Nov 03, 2006 10:49
- Much going on here, and I may not be publishing Contra quite as often as in previous months. A lot centers on preparing materials for Lulu, which I'm going to be testing in a number of ways. I'm also testing a new scanner designed specifically for scanning books and magazines, and will report here once I've gotten a good feel for it.
- I got a Skype spam the other day, and (worse) it was a 419 scam from South Africa. The instant the message arrived, the sender was offline, clearly to avoid being traced. Although Skype can block senders, it's pretty obvious that that message would not arrive from that same sender again. Conventional spam is also up, and nearly all of the additional spam is pump-and-dump stock scams, which may well be the perfect crime.
- I'm increasingly convinced that Flash is hugely superior to AJAX as a Web 2.0 platform. Check out calendar/organizer app Scrybe, a Flash app that (admittedly) is not yet generally available-but play the video. Egad. I don't know about you, but I find that extremely impressive, especially since Scrybe works when you're offline, and will seamlessly sync with your server-side data as soon as you connect.

(Data listing)
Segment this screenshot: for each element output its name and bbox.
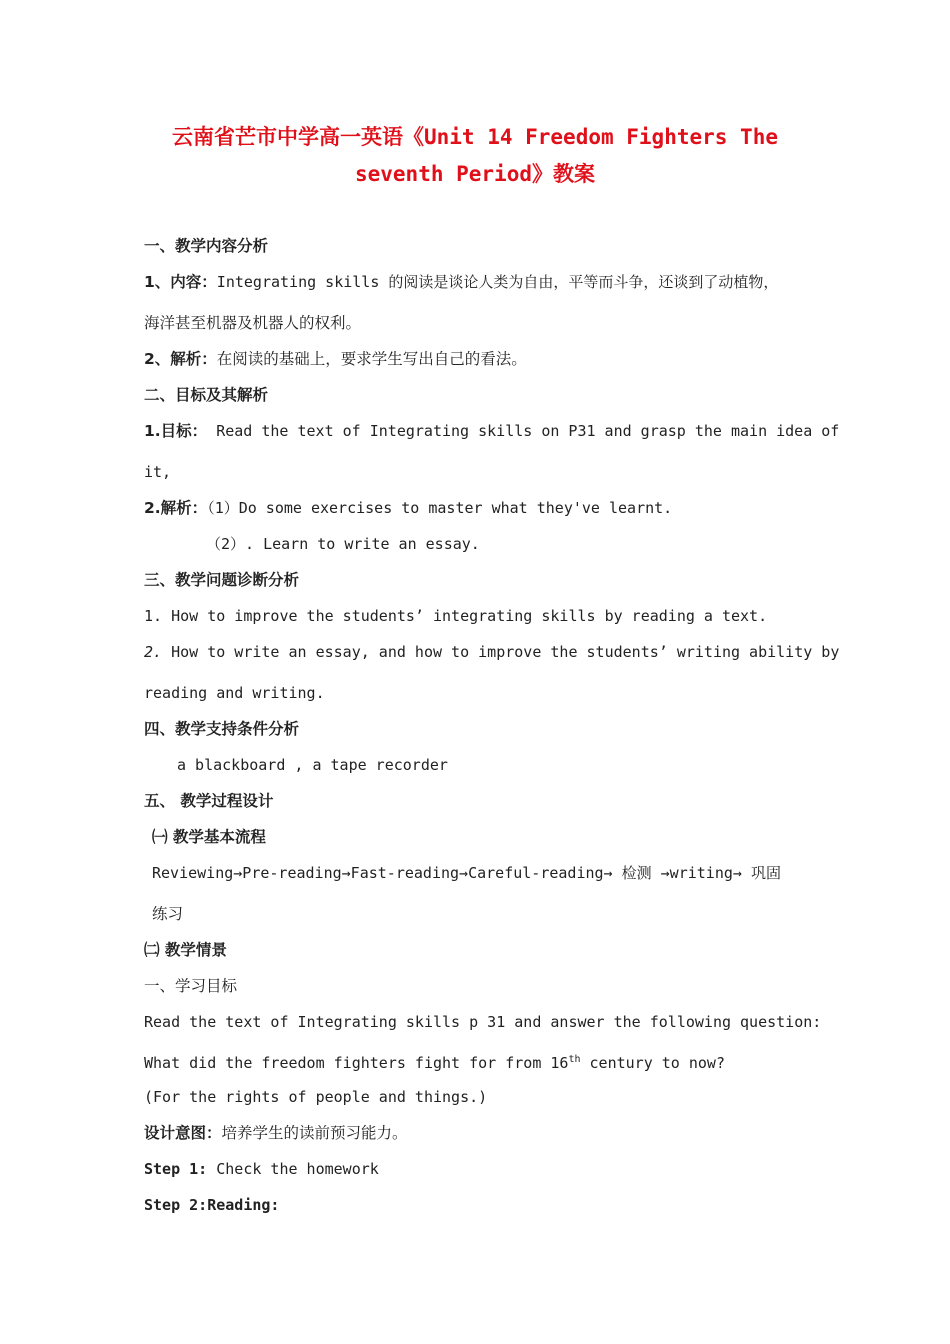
analysis-text: 在阅读的基础上，要求学生写出自己的看法。 [216,350,527,368]
content-item [144,271,778,293]
problem-2-number: 2. [144,643,163,661]
question-text-end: century to now? [580,1054,725,1072]
goal-analysis-text-1: （1）Do some exercises to master what they've learnt. [207,499,673,517]
question-superscript: th [568,1054,581,1065]
subsection-1-heading: ㈠ 教学基本流程 [152,828,266,846]
process-flow: Reviewing→Pre-reading→Fast-reading→Careful-reading→ 检测 →writing→ 巩固 [152,864,781,882]
analysis-label: 2、解析： [144,350,217,368]
goal-analysis-text-2: （2）. Learn to write an essay. [206,535,480,553]
problem-1: 1. How to improve the students’ integrating skills by reading a text. [144,607,768,625]
design-intent-text: 培养学生的读前预习能力。 [221,1124,408,1142]
document-title-line-2: seventh Period》教案 [354,162,595,186]
goal-item [144,420,839,442]
question-text: What did the freedom fighters fight for from 16 [144,1054,569,1072]
section-4-heading: 四、教学支持条件分析 [144,720,300,738]
section-2-heading: 二、目标及其解析 [144,386,269,404]
process-flow-continued: 练习 [152,905,184,923]
support-conditions: a blackboard , a tape recorder [177,756,448,774]
question [144,1049,725,1074]
content-continued: 海洋甚至机器及机器人的权利。 [144,314,362,332]
goal-label: 1.目标： [144,422,208,440]
step-1-text: Check the homework [207,1160,379,1178]
analysis-item [144,348,527,370]
goal-analysis-label: 2.解析： [144,499,208,517]
design-intent-label: 设计意图： [144,1124,222,1142]
content-label: 1、内容： [144,273,217,291]
step-2-label: Step 2:Reading: [144,1196,280,1214]
problem-2-continued: reading and writing. [144,684,325,702]
step-1 [144,1158,379,1180]
section-3-heading: 三、教学问题诊断分析 [144,571,300,589]
content-text: Integrating skills 的阅读是谈论人类为自由，平等而斗争，还谈到了动植物， [216,273,779,291]
document-title-line-1: 云南省芒市中学高一英语《Unit 14 Freedom Fighters The [171,125,778,149]
goal-text: Read the text of Integrating skills on P31 and grasp the main idea of [207,422,840,440]
answer: (For the rights of people and things.) [144,1088,488,1106]
subsection-2-heading: ㈡ 教学情景 [144,941,227,959]
goal-analysis-item [144,497,672,519]
problem-2-text: How to write an essay, and how to improve the students’ writing ability by [162,643,840,661]
reading-task: Read the text of Integrating skills p 31 and answer the following question: [144,1013,822,1031]
step-1-label: Step 1: [144,1160,208,1178]
learning-target-heading: 一、学习目标 [144,977,238,995]
section-5-heading: 五、 教学过程设计 [144,792,274,810]
design-intent [144,1122,408,1144]
section-1-heading: 一、教学内容分析 [144,237,269,255]
problem-2 [144,641,839,663]
goal-continued: it, [144,463,172,481]
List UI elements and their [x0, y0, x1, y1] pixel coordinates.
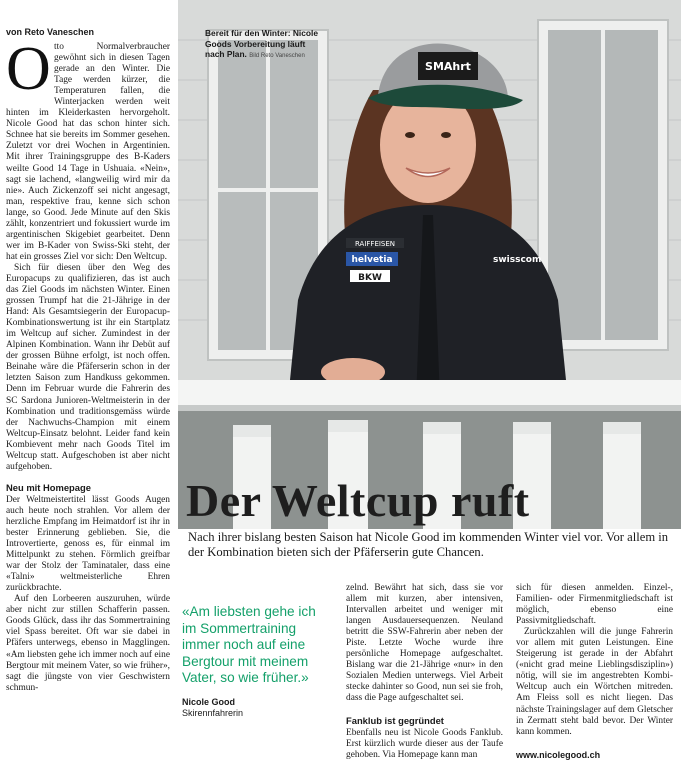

Set of tasks ▸
1) According to the post, why was the sender of the Skype spam offline the moment the message arrived?
2) Transcribe the part of the data listing that opens with the line containing "analysis-text: 在阅读的基础上，要求学生写出自己的看法。 [216,350,527,368]" and closes with the line containing "question-text-end: century to", keeping both of those lines.

Solutions for each task ▸
1) The sender went offline right away to avoid being traced.

2)
analysis-text: 在阅读的基础上，要求学生写出自己的看法。 [216,350,527,368]
content-item [144,271,778,293]
problem-2-number: 2. [144,643,163,661]
question-text-end: century to now? [580,1054,725,1072]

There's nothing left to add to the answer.